[Stored data]
☆ ☆ ☆ ☆ ☆
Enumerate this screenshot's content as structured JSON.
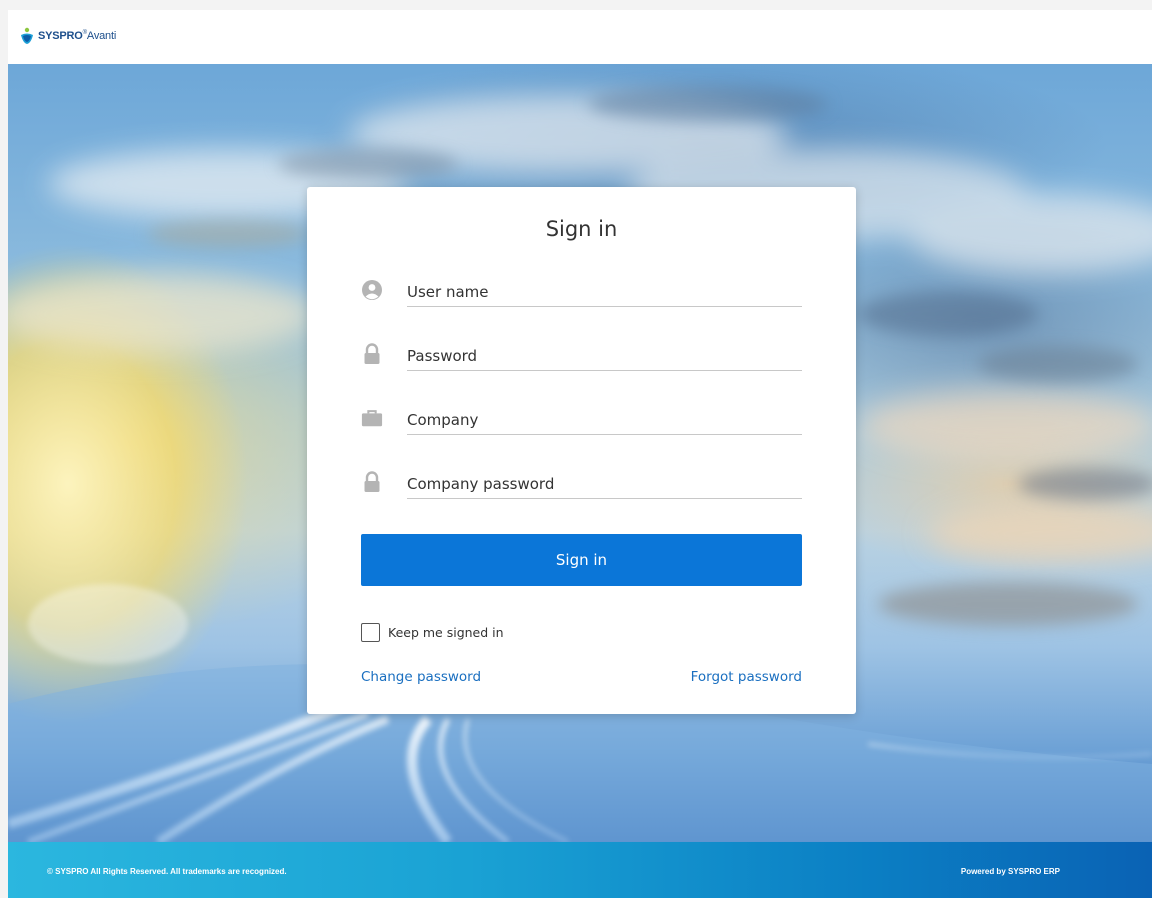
{
  "header": {
    "brand": "SYSPRO",
    "product": "Avanti"
  },
  "signin": {
    "title": "Sign in",
    "fields": [
      {
        "icon": "user-circle-icon",
        "placeholder": "User name",
        "value": ""
      },
      {
        "icon": "lock-icon",
        "placeholder": "Password",
        "value": ""
      },
      {
        "icon": "briefcase-icon",
        "placeholder": "Company",
        "value": ""
      },
      {
        "icon": "lock-icon",
        "placeholder": "Company password",
        "value": ""
      }
    ],
    "button_label": "Sign in",
    "keep_signed_in_label": "Keep me signed in",
    "keep_signed_in_checked": false,
    "change_password_label": "Change password",
    "forgot_password_label": "Forgot password"
  },
  "colors": {
    "primary": "#0b76d8",
    "link": "#1a6fc0",
    "footer_start": "#2bb7df",
    "footer_end": "#0a62b4"
  },
  "footer": {
    "copyright": "© SYSPRO All Rights Reserved. All trademarks are recognized.",
    "powered_by": "Powered by SYSPRO ERP"
  }
}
☆ ☆ ☆ ☆ ☆
What the task requires: Go through the listing above and return every line where the word "placeholder" occurs.

Output of the exercise:
        "placeholder": "User name",
        "placeholder": "Password",
        "placeholder": "Company",
        "placeholder": "Company password",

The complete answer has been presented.